## SHORT TASK
Find and return each line containing "Beige".

─── RECORDS FOR THIS EXERCISE ───

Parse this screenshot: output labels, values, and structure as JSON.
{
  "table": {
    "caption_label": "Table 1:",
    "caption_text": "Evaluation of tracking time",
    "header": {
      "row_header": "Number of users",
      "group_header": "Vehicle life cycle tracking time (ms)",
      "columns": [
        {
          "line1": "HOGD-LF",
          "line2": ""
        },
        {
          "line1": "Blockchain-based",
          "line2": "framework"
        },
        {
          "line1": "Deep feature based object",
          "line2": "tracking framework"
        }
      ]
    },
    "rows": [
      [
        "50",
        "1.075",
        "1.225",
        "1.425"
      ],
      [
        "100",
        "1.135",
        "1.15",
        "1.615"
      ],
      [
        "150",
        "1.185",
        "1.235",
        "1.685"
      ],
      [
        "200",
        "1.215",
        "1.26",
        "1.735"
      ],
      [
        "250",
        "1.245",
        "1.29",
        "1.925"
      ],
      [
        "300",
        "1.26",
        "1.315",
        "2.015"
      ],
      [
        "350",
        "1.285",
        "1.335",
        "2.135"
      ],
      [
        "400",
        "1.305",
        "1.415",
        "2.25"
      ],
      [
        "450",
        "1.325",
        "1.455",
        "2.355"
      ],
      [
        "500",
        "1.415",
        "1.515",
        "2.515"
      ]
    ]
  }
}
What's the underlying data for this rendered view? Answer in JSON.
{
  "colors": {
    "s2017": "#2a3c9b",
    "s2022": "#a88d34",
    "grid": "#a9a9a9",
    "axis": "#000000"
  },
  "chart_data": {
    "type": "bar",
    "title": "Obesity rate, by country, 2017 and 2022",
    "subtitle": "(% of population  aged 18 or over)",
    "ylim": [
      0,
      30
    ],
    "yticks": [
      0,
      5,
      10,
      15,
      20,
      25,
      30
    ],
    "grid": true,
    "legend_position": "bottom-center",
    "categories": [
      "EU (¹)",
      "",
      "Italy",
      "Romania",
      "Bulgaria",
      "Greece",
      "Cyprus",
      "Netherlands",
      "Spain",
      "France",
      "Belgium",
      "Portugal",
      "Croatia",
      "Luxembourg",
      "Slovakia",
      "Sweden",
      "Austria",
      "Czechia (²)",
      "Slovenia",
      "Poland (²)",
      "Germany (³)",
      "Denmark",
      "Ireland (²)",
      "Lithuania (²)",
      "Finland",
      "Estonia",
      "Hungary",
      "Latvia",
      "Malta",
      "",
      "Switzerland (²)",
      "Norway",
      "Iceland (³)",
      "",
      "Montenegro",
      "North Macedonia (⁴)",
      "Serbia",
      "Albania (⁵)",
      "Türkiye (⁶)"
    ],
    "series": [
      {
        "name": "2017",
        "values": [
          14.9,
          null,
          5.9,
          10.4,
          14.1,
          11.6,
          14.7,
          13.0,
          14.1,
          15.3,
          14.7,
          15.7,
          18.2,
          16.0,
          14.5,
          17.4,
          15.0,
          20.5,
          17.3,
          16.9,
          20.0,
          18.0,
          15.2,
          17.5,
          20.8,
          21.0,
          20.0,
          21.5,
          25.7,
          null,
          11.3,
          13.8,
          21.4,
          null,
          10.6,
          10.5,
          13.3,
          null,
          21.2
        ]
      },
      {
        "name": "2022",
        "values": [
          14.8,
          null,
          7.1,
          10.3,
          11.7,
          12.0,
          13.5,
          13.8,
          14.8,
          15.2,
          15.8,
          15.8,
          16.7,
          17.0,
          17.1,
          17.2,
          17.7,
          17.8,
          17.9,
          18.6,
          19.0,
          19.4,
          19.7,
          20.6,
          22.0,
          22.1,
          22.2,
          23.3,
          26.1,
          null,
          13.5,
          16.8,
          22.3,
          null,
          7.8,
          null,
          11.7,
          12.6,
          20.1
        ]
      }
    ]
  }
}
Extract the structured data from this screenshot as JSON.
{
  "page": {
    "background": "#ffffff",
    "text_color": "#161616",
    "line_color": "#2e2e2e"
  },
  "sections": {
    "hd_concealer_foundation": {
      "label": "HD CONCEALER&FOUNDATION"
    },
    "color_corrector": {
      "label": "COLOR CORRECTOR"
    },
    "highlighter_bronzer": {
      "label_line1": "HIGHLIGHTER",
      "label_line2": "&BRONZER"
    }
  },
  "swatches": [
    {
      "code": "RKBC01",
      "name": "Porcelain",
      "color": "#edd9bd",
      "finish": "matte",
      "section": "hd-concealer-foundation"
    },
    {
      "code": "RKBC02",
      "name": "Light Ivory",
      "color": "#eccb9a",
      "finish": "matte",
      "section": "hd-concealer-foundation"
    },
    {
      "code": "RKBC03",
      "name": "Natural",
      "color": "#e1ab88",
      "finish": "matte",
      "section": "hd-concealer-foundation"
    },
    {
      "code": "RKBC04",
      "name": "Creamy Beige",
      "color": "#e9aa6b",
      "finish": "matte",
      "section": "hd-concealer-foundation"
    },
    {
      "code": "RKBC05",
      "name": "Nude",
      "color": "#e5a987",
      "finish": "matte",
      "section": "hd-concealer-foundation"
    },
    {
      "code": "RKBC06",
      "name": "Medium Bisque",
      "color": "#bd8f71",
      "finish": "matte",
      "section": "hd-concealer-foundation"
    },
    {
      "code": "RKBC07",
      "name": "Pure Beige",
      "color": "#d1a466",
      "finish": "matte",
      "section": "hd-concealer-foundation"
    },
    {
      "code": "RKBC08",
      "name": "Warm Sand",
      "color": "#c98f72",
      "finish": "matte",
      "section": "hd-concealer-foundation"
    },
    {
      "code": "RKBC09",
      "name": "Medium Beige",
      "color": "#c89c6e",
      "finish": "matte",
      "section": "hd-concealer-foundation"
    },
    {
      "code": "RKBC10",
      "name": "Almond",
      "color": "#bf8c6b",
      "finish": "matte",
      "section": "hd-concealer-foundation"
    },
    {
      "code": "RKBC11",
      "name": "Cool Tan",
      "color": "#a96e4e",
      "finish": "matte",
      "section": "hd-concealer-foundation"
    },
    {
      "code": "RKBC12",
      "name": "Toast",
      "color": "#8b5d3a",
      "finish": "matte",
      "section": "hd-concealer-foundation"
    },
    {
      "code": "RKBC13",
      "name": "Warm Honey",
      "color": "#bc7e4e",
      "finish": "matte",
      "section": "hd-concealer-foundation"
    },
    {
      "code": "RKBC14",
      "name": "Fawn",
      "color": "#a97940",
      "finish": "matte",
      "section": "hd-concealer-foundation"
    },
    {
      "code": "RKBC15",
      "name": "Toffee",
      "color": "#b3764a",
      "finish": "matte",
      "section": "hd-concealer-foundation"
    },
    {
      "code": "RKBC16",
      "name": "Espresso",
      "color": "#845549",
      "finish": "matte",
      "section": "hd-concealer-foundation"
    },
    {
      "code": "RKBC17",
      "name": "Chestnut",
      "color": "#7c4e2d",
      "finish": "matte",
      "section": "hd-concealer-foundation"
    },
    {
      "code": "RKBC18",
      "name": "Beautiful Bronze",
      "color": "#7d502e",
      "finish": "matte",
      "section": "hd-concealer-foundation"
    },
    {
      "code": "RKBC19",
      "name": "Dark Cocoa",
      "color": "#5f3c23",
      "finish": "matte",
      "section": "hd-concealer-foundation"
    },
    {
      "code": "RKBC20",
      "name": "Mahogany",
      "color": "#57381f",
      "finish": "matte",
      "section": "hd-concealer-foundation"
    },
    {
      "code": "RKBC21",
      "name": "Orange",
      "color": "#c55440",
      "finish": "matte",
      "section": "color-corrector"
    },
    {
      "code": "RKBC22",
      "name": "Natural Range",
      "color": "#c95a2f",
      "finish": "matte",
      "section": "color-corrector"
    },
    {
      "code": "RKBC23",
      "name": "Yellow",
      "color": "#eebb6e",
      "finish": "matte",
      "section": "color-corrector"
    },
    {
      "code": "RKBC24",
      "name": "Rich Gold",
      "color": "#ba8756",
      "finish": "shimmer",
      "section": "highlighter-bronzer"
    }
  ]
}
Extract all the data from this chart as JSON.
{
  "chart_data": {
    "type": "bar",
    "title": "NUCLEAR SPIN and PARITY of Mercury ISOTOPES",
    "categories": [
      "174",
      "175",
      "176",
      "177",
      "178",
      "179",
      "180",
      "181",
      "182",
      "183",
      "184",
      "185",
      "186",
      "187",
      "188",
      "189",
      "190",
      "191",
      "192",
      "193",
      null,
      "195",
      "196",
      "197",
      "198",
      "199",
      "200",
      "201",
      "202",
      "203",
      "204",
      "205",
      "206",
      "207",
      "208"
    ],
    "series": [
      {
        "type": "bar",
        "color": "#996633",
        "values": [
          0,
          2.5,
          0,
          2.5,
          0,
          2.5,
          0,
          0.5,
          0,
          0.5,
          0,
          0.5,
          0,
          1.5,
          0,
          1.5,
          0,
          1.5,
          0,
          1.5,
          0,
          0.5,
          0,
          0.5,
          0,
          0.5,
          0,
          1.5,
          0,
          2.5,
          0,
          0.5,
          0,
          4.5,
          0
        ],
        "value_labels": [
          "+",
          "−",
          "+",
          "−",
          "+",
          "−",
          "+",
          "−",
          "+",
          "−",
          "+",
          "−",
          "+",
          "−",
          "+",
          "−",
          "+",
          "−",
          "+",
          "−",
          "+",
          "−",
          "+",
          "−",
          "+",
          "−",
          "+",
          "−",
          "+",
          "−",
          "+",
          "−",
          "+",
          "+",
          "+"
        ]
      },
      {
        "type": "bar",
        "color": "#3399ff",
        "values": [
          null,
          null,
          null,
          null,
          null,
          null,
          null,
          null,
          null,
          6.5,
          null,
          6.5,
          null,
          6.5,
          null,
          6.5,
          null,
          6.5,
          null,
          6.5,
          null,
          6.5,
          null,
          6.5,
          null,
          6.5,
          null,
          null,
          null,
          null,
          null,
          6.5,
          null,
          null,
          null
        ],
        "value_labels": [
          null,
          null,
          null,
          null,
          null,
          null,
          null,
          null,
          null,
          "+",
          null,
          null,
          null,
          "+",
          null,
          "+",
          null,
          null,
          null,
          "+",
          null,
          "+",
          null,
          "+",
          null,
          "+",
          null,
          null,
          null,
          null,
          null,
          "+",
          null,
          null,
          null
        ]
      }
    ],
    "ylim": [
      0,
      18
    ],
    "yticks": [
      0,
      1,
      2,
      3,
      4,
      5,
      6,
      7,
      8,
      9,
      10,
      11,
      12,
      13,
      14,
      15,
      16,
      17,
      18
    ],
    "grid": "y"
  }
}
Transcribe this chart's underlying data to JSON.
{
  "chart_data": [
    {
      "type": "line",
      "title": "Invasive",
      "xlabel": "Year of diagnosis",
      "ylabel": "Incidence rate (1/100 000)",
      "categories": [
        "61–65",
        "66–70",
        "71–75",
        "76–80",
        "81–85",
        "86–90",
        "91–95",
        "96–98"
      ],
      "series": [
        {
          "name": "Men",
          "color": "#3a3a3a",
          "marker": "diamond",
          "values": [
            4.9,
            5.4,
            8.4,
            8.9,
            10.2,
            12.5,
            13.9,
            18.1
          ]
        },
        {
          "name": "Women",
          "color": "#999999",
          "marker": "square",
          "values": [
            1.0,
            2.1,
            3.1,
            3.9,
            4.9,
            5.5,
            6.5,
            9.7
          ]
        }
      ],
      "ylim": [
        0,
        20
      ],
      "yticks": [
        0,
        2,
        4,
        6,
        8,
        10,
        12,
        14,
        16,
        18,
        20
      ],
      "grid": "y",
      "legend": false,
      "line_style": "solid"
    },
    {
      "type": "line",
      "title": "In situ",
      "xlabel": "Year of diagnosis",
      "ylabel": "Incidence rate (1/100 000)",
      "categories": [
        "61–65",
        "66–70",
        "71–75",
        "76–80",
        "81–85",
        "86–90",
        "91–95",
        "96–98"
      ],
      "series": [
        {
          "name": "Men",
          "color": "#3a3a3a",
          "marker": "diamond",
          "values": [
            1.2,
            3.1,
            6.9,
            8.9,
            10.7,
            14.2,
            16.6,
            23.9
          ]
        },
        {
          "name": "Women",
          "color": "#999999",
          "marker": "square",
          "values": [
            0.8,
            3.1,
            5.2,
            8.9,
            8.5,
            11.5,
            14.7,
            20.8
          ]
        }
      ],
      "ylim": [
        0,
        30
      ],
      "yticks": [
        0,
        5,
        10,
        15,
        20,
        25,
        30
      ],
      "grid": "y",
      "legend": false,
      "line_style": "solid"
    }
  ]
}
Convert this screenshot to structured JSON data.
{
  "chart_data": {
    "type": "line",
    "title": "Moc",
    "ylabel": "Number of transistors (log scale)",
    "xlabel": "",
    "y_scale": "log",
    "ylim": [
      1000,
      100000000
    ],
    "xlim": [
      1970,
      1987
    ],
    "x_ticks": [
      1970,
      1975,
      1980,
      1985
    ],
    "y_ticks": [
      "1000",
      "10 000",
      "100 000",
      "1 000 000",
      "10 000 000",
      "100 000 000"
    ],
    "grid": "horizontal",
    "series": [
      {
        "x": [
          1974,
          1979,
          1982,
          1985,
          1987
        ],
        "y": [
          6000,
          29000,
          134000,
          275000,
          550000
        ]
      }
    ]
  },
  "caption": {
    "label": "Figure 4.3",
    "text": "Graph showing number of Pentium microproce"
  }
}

───

## THE ANSWER
      "name": "Creamy Beige",
      "name": "Pure Beige",
      "name": "Medium Beige",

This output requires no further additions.